Records contained in a dataset:
-- -- --

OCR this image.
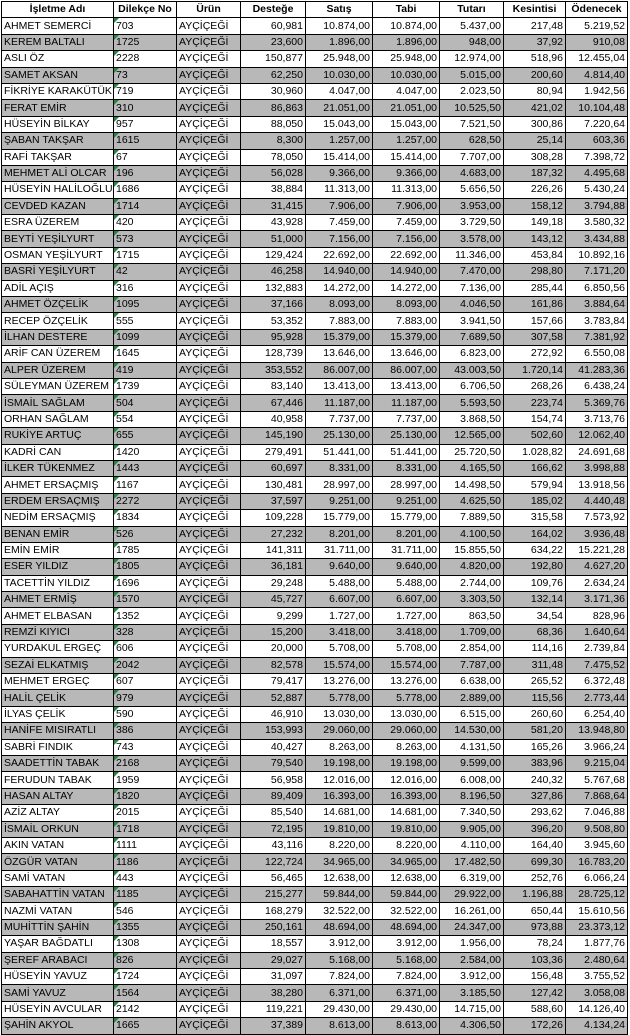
İşletme Adı	Dilekçe No	Ürün	Desteğe	Satış	Tabi	Tutarı	Kesintisi	Ödenecek
AHMET SEMERCİ	703	AYÇİÇEĞİ	60,981	10.874,00	10.874,00	5.437,00	217,48	5.219,52
KEREM BALTALI	1725	AYÇİÇEĞİ	23,600	1.896,00	1.896,00	948,00	37,92	910,08
ASLI ÖZ	2228	AYÇİÇEĞİ	150,877	25.948,00	25.948,00	12.974,00	518,96	12.455,04
SAMET AKSAN	73	AYÇİÇEĞİ	62,250	10.030,00	10.030,00	5.015,00	200,60	4.814,40
FİKRİYE KARAKÜTÜK	719	AYÇİÇEĞİ	30,960	4.047,00	4.047,00	2.023,50	80,94	1.942,56
FERAT EMİR	310	AYÇİÇEĞİ	86,863	21.051,00	21.051,00	10.525,50	421,02	10.104,48
HÜSEYİN BİLKAY	957	AYÇİÇEĞİ	88,050	15.043,00	15.043,00	7.521,50	300,86	7.220,64
ŞABAN TAKŞAR	1615	AYÇİÇEĞİ	8,300	1.257,00	1.257,00	628,50	25,14	603,36
RAFİ TAKŞAR	67	AYÇİÇEĞİ	78,050	15.414,00	15.414,00	7.707,00	308,28	7.398,72
MEHMET ALİ OLCAR	196	AYÇİÇEĞİ	56,028	9.366,00	9.366,00	4.683,00	187,32	4.495,68
HÜSEYİN HALİLOĞLU	1686	AYÇİÇEĞİ	38,884	11.313,00	11.313,00	5.656,50	226,26	5.430,24
CEVDED KAZAN	1714	AYÇİÇEĞİ	31,415	7.906,00	7.906,00	3.953,00	158,12	3.794,88
ESRA ÜZEREM	420	AYÇİÇEĞİ	43,928	7.459,00	7.459,00	3.729,50	149,18	3.580,32
BEYTİ YEŞİLYURT	573	AYÇİÇEĞİ	51,000	7.156,00	7.156,00	3.578,00	143,12	3.434,88
OSMAN YEŞİLYURT	1715	AYÇİÇEĞİ	129,424	22.692,00	22.692,00	11.346,00	453,84	10.892,16
BASRİ YEŞİLYURT	42	AYÇİÇEĞİ	46,258	14.940,00	14.940,00	7.470,00	298,80	7.171,20
ADİL AÇIŞ	316	AYÇİÇEĞİ	132,883	14.272,00	14.272,00	7.136,00	285,44	6.850,56
AHMET ÖZÇELİK	1095	AYÇİÇEĞİ	37,166	8.093,00	8.093,00	4.046,50	161,86	3.884,64
RECEP ÖZÇELİK	555	AYÇİÇEĞİ	53,352	7.883,00	7.883,00	3.941,50	157,66	3.783,84
İLHAN DESTERE	1099	AYÇİÇEĞİ	95,928	15.379,00	15.379,00	7.689,50	307,58	7.381,92
ARİF CAN ÜZEREM	1645	AYÇİÇEĞİ	128,739	13.646,00	13.646,00	6.823,00	272,92	6.550,08
ALPER ÜZEREM	419	AYÇİÇEĞİ	353,552	86.007,00	86.007,00	43.003,50	1.720,14	41.283,36
SÜLEYMAN ÜZEREM	1739	AYÇİÇEĞİ	83,140	13.413,00	13.413,00	6.706,50	268,26	6.438,24
İSMAİL SAĞLAM	504	AYÇİÇEĞİ	67,446	11.187,00	11.187,00	5.593,50	223,74	5.369,76
ORHAN SAĞLAM	554	AYÇİÇEĞİ	40,958	7.737,00	7.737,00	3.868,50	154,74	3.713,76
RUKİYE ARTUÇ	655	AYÇİÇEĞİ	145,190	25.130,00	25.130,00	12.565,00	502,60	12.062,40
KADRİ CAN	1420	AYÇİÇEĞİ	279,491	51.441,00	51.441,00	25.720,50	1.028,82	24.691,68
İLKER TÜKENMEZ	1443	AYÇİÇEĞİ	60,697	8.331,00	8.331,00	4.165,50	166,62	3.998,88
AHMET ERSAÇMIŞ	1167	AYÇİÇEĞİ	130,481	28.997,00	28.997,00	14.498,50	579,94	13.918,56
ERDEM ERSAÇMIŞ	2272	AYÇİÇEĞİ	37,597	9.251,00	9.251,00	4.625,50	185,02	4.440,48
NEDİM ERSAÇMIŞ	1834	AYÇİÇEĞİ	109,228	15.779,00	15.779,00	7.889,50	315,58	7.573,92
BENAN EMİR	526	AYÇİÇEĞİ	27,232	8.201,00	8.201,00	4.100,50	164,02	3.936,48
EMİN EMİR	1785	AYÇİÇEĞİ	141,311	31.711,00	31.711,00	15.855,50	634,22	15.221,28
ESER YILDIZ	1805	AYÇİÇEĞİ	36,181	9.640,00	9.640,00	4.820,00	192,80	4.627,20
TACETTİN YILDIZ	1696	AYÇİÇEĞİ	29,248	5.488,00	5.488,00	2.744,00	109,76	2.634,24
AHMET ERMİŞ	1570	AYÇİÇEĞİ	45,727	6.607,00	6.607,00	3.303,50	132,14	3.171,36
AHMET ELBASAN	1352	AYÇİÇEĞİ	9,299	1.727,00	1.727,00	863,50	34,54	828,96
REMZİ KIYICI	328	AYÇİÇEĞİ	15,200	3.418,00	3.418,00	1.709,00	68,36	1.640,64
YURDAKUL ERGEÇ	606	AYÇİÇEĞİ	20,000	5.708,00	5.708,00	2.854,00	114,16	2.739,84
SEZAİ ELKATMIŞ	2042	AYÇİÇEĞİ	82,578	15.574,00	15.574,00	7.787,00	311,48	7.475,52
MEHMET ERGEÇ	607	AYÇİÇEĞİ	79,417	13.276,00	13.276,00	6.638,00	265,52	6.372,48
HALİL ÇELİK	979	AYÇİÇEĞİ	52,887	5.778,00	5.778,00	2.889,00	115,56	2.773,44
İLYAS ÇELİK	590	AYÇİÇEĞİ	46,910	13.030,00	13.030,00	6.515,00	260,60	6.254,40
HANİFE MISIRATLI	386	AYÇİÇEĞİ	153,993	29.060,00	29.060,00	14.530,00	581,20	13.948,80
SABRİ FINDIK	743	AYÇİÇEĞİ	40,427	8.263,00	8.263,00	4.131,50	165,26	3.966,24
SAADETTİN TABAK	2168	AYÇİÇEĞİ	79,540	19.198,00	19.198,00	9.599,00	383,96	9.215,04
FERUDUN TABAK	1959	AYÇİÇEĞİ	56,958	12.016,00	12.016,00	6.008,00	240,32	5.767,68
HASAN ALTAY	1820	AYÇİÇEĞİ	89,409	16.393,00	16.393,00	8.196,50	327,86	7.868,64
AZİZ ALTAY	2015	AYÇİÇEĞİ	85,540	14.681,00	14.681,00	7.340,50	293,62	7.046,88
İSMAİL ORKUN	1718	AYÇİÇEĞİ	72,195	19.810,00	19.810,00	9.905,00	396,20	9.508,80
AKIN VATAN	1111	AYÇİÇEĞİ	43,116	8.220,00	8.220,00	4.110,00	164,40	3.945,60
ÖZGÜR VATAN	1186	AYÇİÇEĞİ	122,724	34.965,00	34.965,00	17.482,50	699,30	16.783,20
SAMİ VATAN	443	AYÇİÇEĞİ	56,465	12.638,00	12.638,00	6.319,00	252,76	6.066,24
SABAHATTİN VATAN	1185	AYÇİÇEĞİ	215,277	59.844,00	59.844,00	29.922,00	1.196,88	28.725,12
NAZMİ VATAN	546	AYÇİÇEĞİ	168,279	32.522,00	32.522,00	16.261,00	650,44	15.610,56
MUHİTTİN ŞAHİN	1355	AYÇİÇEĞİ	250,161	48.694,00	48.694,00	24.347,00	973,88	23.373,12
YAŞAR BAĞDATLI	1308	AYÇİÇEĞİ	18,557	3.912,00	3.912,00	1.956,00	78,24	1.877,76
ŞEREF ARABACI	826	AYÇİÇEĞİ	29,027	5.168,00	5.168,00	2.584,00	103,36	2.480,64
HÜSEYİN YAVUZ	1724	AYÇİÇEĞİ	31,097	7.824,00	7.824,00	3.912,00	156,48	3.755,52
SAMİ YAVUZ	1564	AYÇİÇEĞİ	38,280	6.371,00	6.371,00	3.185,50	127,42	3.058,08
HÜSEYİN AVCULAR	2142	AYÇİÇEĞİ	119,221	29.430,00	29.430,00	14.715,00	588,60	14.126,40
ŞAHİN AKYOL	1665	AYÇİÇEĞİ	37,389	8.613,00	8.613,00	4.306,50	172,26	4.134,24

-- -- --

__Task brief__. Count the lines above that contain the word "SAĞLAM", and give only that number.

__Final answer__. 2